REQUIRED WORK » Write the records out again exactly, leaving no images in.

AVAILABLE DATA »
#####

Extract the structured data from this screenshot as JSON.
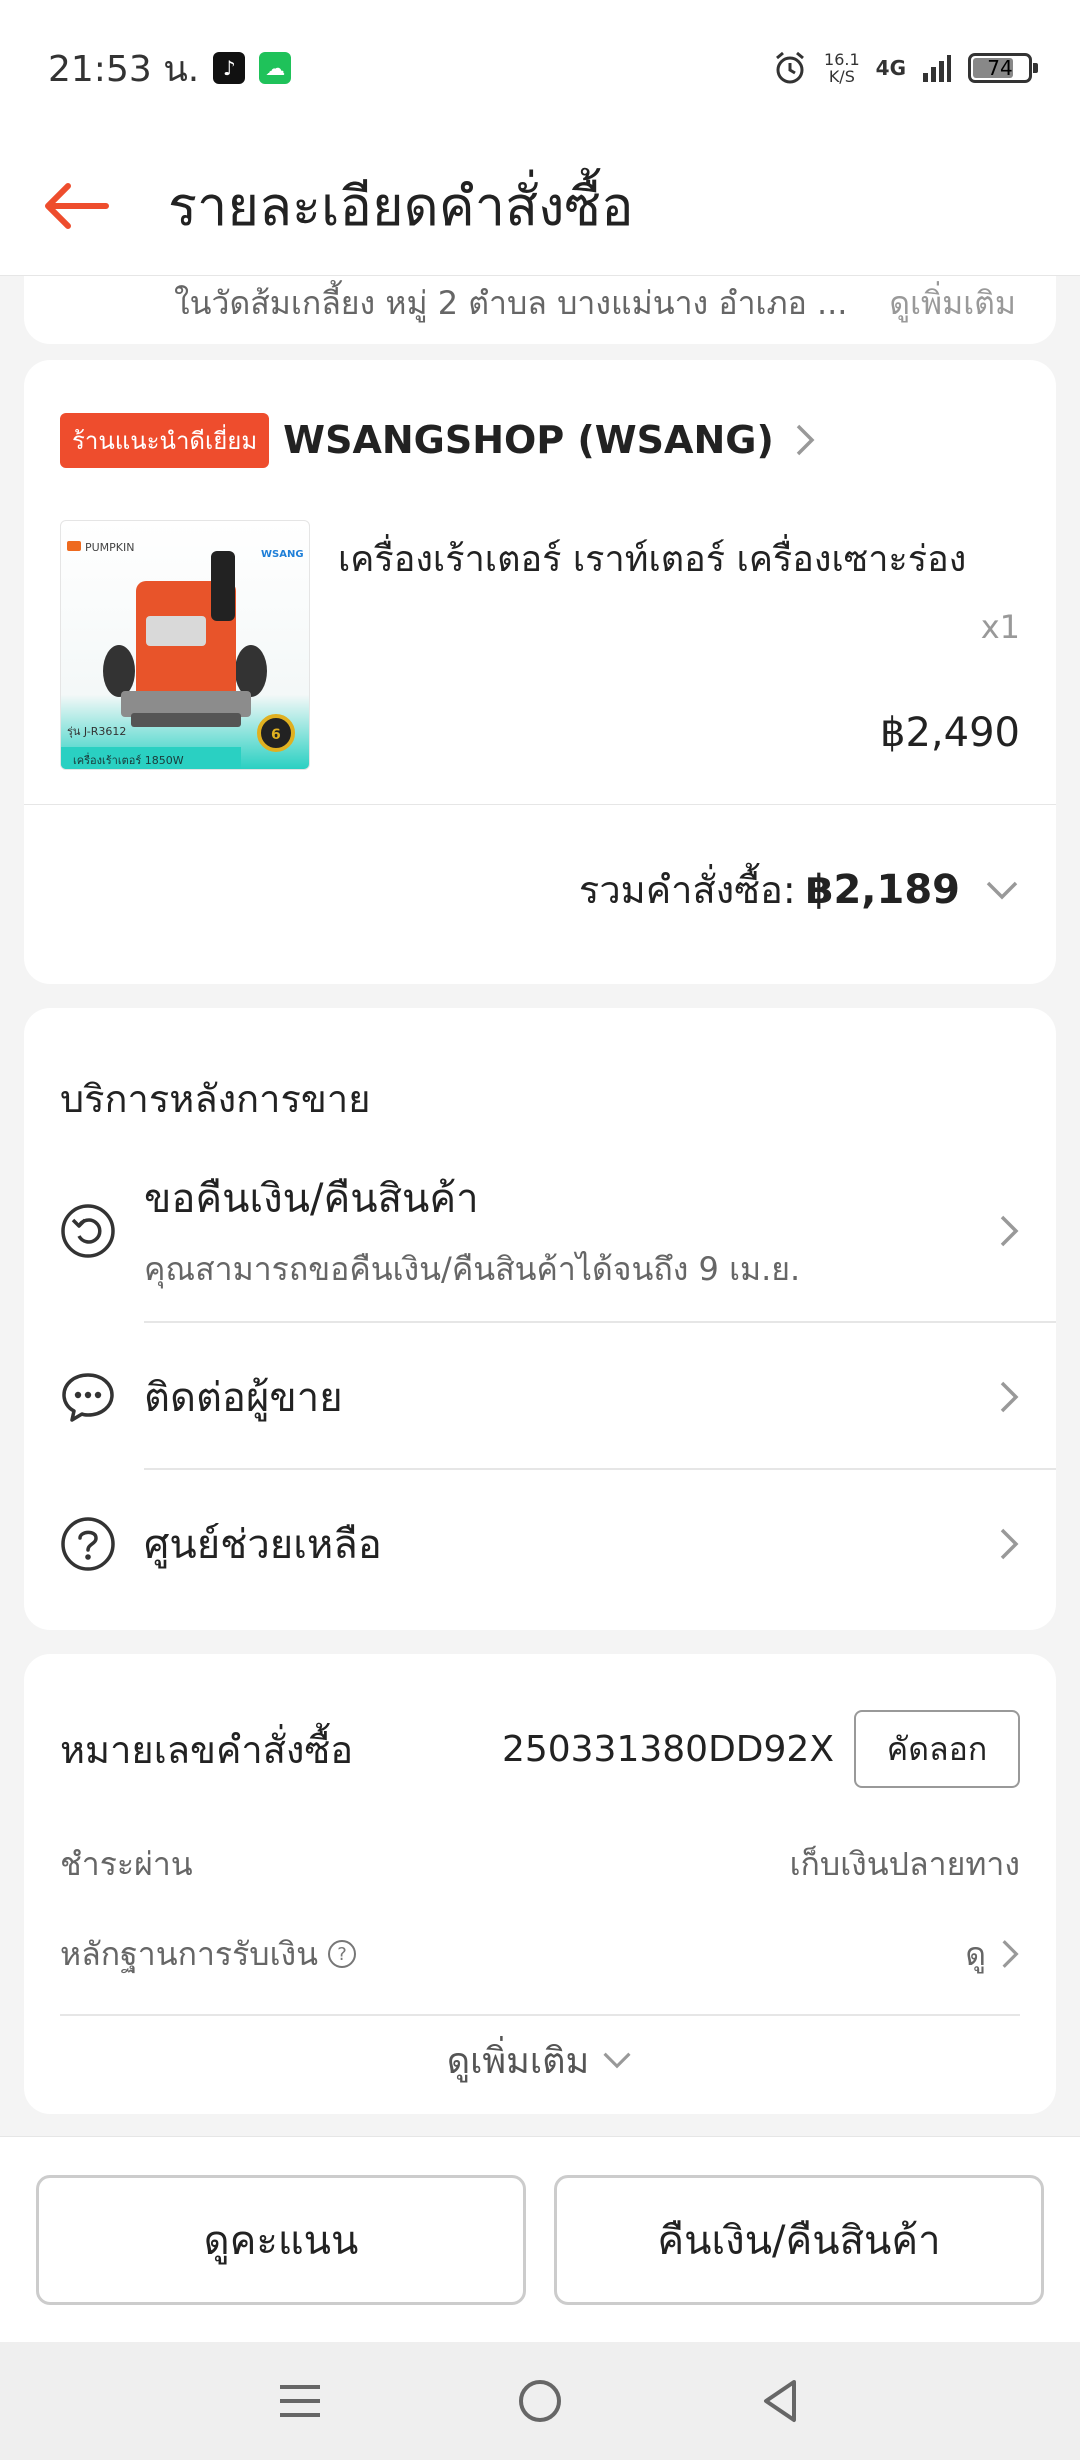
{
  "status_bar": {
    "time": "21:53 น.",
    "net_speed_value": "16.1",
    "net_speed_unit": "K/S",
    "network": "4G",
    "battery": "74"
  },
  "header": {
    "title": "รายละเอียดคำสั่งซื้อ"
  },
  "address": {
    "text": "ในวัดส้มเกลี้ยง หมู่ 2 ตำบล บางแม่นาง อำเภอ ...",
    "see_more": "ดูเพิ่มเติม"
  },
  "shop": {
    "badge": "ร้านแนะนำดีเยี่ยม",
    "name": "WSANGSHOP (WSANG)"
  },
  "product": {
    "name": "เครื่องเร้าเตอร์ เราท์เตอร์ เครื่องเซาะร่อง",
    "quantity": "x1",
    "price": "฿2,490",
    "thumb_brand": "PUMPKIN",
    "thumb_logo": "WSANG",
    "thumb_model": "รุ่น J-R3612",
    "thumb_caption": "เครื่องเร้าเตอร์ 1850W",
    "thumb_badge": "6"
  },
  "order_total": {
    "label": "รวมคำสั่งซื้อ:",
    "value": "฿2,189"
  },
  "after_sales": {
    "title": "บริการหลังการขาย",
    "items": [
      {
        "label": "ขอคืนเงิน/คืนสินค้า",
        "sub": "คุณสามารถขอคืนเงิน/คืนสินค้าได้จนถึง 9 เม.ย."
      },
      {
        "label": "ติดต่อผู้ขาย"
      },
      {
        "label": "ศูนย์ช่วยเหลือ"
      }
    ]
  },
  "order_info": {
    "order_number_label": "หมายเลขคำสั่งซื้อ",
    "order_number": "250331380DD92X",
    "copy_label": "คัดลอก",
    "payment_label": "ชำระผ่าน",
    "payment_value": "เก็บเงินปลายทาง",
    "proof_label": "หลักฐานการรับเงิน",
    "proof_help_icon": "?",
    "proof_value": "ดู",
    "see_more": "ดูเพิ่มเติม"
  },
  "actions": {
    "rate_label": "ดูคะแนน",
    "return_label": "คืนเงิน/คืนสินค้า"
  },
  "colors": {
    "accent": "#ee4d2d",
    "background": "#f4f4f4"
  }
}
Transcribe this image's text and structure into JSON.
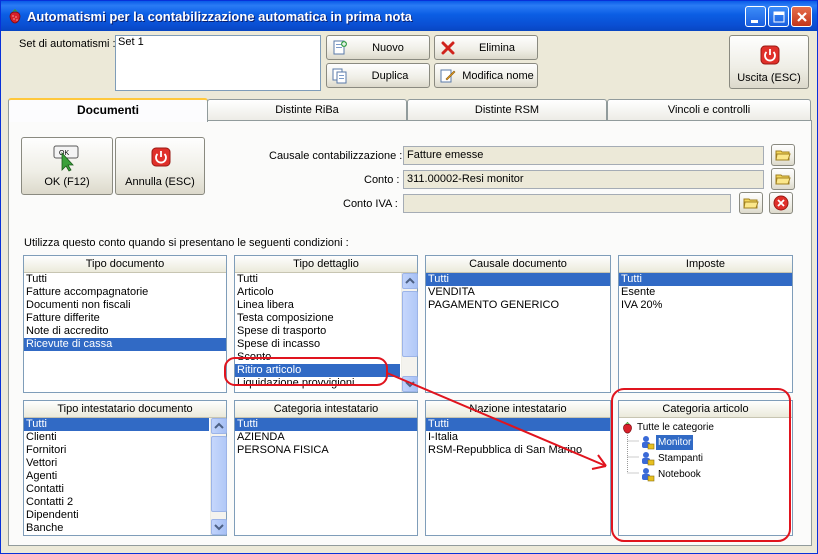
{
  "window": {
    "title": "Automatismi per la contabilizzazione automatica in prima nota",
    "app_icon": "strawberry-icon"
  },
  "top": {
    "set_label": "Set di automatismi :",
    "set_items": [
      "Set 1"
    ],
    "buttons": {
      "nuovo": "Nuovo",
      "elimina": "Elimina",
      "duplica": "Duplica",
      "modifica": "Modifica nome",
      "uscita": "Uscita (ESC)"
    }
  },
  "tabs": [
    "Documenti",
    "Distinte RiBa",
    "Distinte RSM",
    "Vincoli e controlli"
  ],
  "panel": {
    "ok_label": "OK (F12)",
    "annulla_label": "Annulla (ESC)",
    "causale_label": "Causale contabilizzazione :",
    "causale_value": "Fatture emesse",
    "conto_label": "Conto :",
    "conto_value": "311.00002-Resi monitor",
    "conto_iva_label": "Conto IVA :",
    "conto_iva_value": "",
    "conditions_text": "Utilizza questo conto quando si presentano le seguenti condizioni :"
  },
  "groups": {
    "tipo_documento": {
      "title": "Tipo documento",
      "items": [
        "Tutti",
        "Fatture accompagnatorie",
        "Documenti non fiscali",
        "Fatture differite",
        "Note di accredito",
        "Ricevute di cassa"
      ],
      "selected": 5
    },
    "tipo_dettaglio": {
      "title": "Tipo dettaglio",
      "items": [
        "Tutti",
        "Articolo",
        "Linea libera",
        "Testa composizione",
        "Spese di trasporto",
        "Spese di incasso",
        "Sconto",
        "Ritiro articolo",
        "Liquidazione provvigioni"
      ],
      "selected": 7
    },
    "causale_documento": {
      "title": "Causale documento",
      "items": [
        "Tutti",
        "VENDITA",
        "PAGAMENTO GENERICO"
      ],
      "selected": 0
    },
    "imposte": {
      "title": "Imposte",
      "items": [
        "Tutti",
        "Esente",
        "IVA 20%"
      ],
      "selected": 0
    },
    "tipo_intestatario": {
      "title": "Tipo intestatario documento",
      "items": [
        "Tutti",
        "Clienti",
        "Fornitori",
        "Vettori",
        "Agenti",
        "Contatti",
        "Contatti 2",
        "Dipendenti",
        "Banche"
      ],
      "selected": 0
    },
    "categoria_intestatario": {
      "title": "Categoria intestatario",
      "items": [
        "Tutti",
        "AZIENDA",
        "PERSONA FISICA"
      ],
      "selected": 0
    },
    "nazione_intestatario": {
      "title": "Nazione intestatario",
      "items": [
        "Tutti",
        "I-Italia",
        "RSM-Repubblica di San Marino"
      ],
      "selected": 0
    },
    "categoria_articolo": {
      "title": "Categoria articolo",
      "root": "Tutte le categorie",
      "children": [
        "Monitor",
        "Stampanti",
        "Notebook"
      ],
      "selected": 0
    }
  },
  "colors": {
    "selection": "#316ac5",
    "annotation": "#e0141e",
    "titlebar": "#0a5ce8"
  }
}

#####

EXERCISE OUTPUT »
Extract the structured data from this screenshot as JSON.
{
  "status_bar": {
    "time": "21:53 น.",
    "net_speed_value": "16.1",
    "net_speed_unit": "K/S",
    "network": "4G",
    "battery": "74"
  },
  "header": {
    "title": "รายละเอียดคำสั่งซื้อ"
  },
  "address": {
    "text": "ในวัดส้มเกลี้ยง หมู่ 2 ตำบล บางแม่นาง อำเภอ ...",
    "see_more": "ดูเพิ่มเติม"
  },
  "shop": {
    "badge": "ร้านแนะนำดีเยี่ยม",
    "name": "WSANGSHOP (WSANG)"
  },
  "product": {
    "name": "เครื่องเร้าเตอร์ เราท์เตอร์ เครื่องเซาะร่อง",
    "quantity": "x1",
    "price": "฿2,490",
    "thumb_brand": "PUMPKIN",
    "thumb_logo": "WSANG",
    "thumb_model": "รุ่น J-R3612",
    "thumb_caption": "เครื่องเร้าเตอร์ 1850W",
    "thumb_badge": "6"
  },
  "order_total": {
    "label": "รวมคำสั่งซื้อ:",
    "value": "฿2,189"
  },
  "after_sales": {
    "title": "บริการหลังการขาย",
    "items": [
      {
        "label": "ขอคืนเงิน/คืนสินค้า",
        "sub": "คุณสามารถขอคืนเงิน/คืนสินค้าได้จนถึง 9 เม.ย."
      },
      {
        "label": "ติดต่อผู้ขาย"
      },
      {
        "label": "ศูนย์ช่วยเหลือ"
      }
    ]
  },
  "order_info": {
    "order_number_label": "หมายเลขคำสั่งซื้อ",
    "order_number": "250331380DD92X",
    "copy_label": "คัดลอก",
    "payment_label": "ชำระผ่าน",
    "payment_value": "เก็บเงินปลายทาง",
    "proof_label": "หลักฐานการรับเงิน",
    "proof_help_icon": "?",
    "proof_value": "ดู",
    "see_more": "ดูเพิ่มเติม"
  },
  "actions": {
    "rate_label": "ดูคะแนน",
    "return_label": "คืนเงิน/คืนสินค้า"
  },
  "colors": {
    "accent": "#ee4d2d",
    "background": "#f4f4f4"
  }
}
Transcribe this image's text and structure into JSON.
{
  "window": {
    "title": "Automatismi per la contabilizzazione automatica in prima nota",
    "app_icon": "strawberry-icon"
  },
  "top": {
    "set_label": "Set di automatismi :",
    "set_items": [
      "Set 1"
    ],
    "buttons": {
      "nuovo": "Nuovo",
      "elimina": "Elimina",
      "duplica": "Duplica",
      "modifica": "Modifica nome",
      "uscita": "Uscita (ESC)"
    }
  },
  "tabs": [
    "Documenti",
    "Distinte RiBa",
    "Distinte RSM",
    "Vincoli e controlli"
  ],
  "panel": {
    "ok_label": "OK (F12)",
    "annulla_label": "Annulla (ESC)",
    "causale_label": "Causale contabilizzazione :",
    "causale_value": "Fatture emesse",
    "conto_label": "Conto :",
    "conto_value": "311.00002-Resi monitor",
    "conto_iva_label": "Conto IVA :",
    "conto_iva_value": "",
    "conditions_text": "Utilizza questo conto quando si presentano le seguenti condizioni :"
  },
  "groups": {
    "tipo_documento": {
      "title": "Tipo documento",
      "items": [
        "Tutti",
        "Fatture accompagnatorie",
        "Documenti non fiscali",
        "Fatture differite",
        "Note di accredito",
        "Ricevute di cassa"
      ],
      "selected": 5
    },
    "tipo_dettaglio": {
      "title": "Tipo dettaglio",
      "items": [
        "Tutti",
        "Articolo",
        "Linea libera",
        "Testa composizione",
        "Spese di trasporto",
        "Spese di incasso",
        "Sconto",
        "Ritiro articolo",
        "Liquidazione provvigioni"
      ],
      "selected": 7
    },
    "causale_documento": {
      "title": "Causale documento",
      "items": [
        "Tutti",
        "VENDITA",
        "PAGAMENTO GENERICO"
      ],
      "selected": 0
    },
    "imposte": {
      "title": "Imposte",
      "items": [
        "Tutti",
        "Esente",
        "IVA 20%"
      ],
      "selected": 0
    },
    "tipo_intestatario": {
      "title": "Tipo intestatario documento",
      "items": [
        "Tutti",
        "Clienti",
        "Fornitori",
        "Vettori",
        "Agenti",
        "Contatti",
        "Contatti 2",
        "Dipendenti",
        "Banche"
      ],
      "selected": 0
    },
    "categoria_intestatario": {
      "title": "Categoria intestatario",
      "items": [
        "Tutti",
        "AZIENDA",
        "PERSONA FISICA"
      ],
      "selected": 0
    },
    "nazione_intestatario": {
      "title": "Nazione intestatario",
      "items": [
        "Tutti",
        "I-Italia",
        "RSM-Repubblica di San Marino"
      ],
      "selected": 0
    },
    "categoria_articolo": {
      "title": "Categoria articolo",
      "root": "Tutte le categorie",
      "children": [
        "Monitor",
        "Stampanti",
        "Notebook"
      ],
      "selected": 0
    }
  },
  "colors": {
    "selection": "#316ac5",
    "annotation": "#e0141e",
    "titlebar": "#0a5ce8"
  }
}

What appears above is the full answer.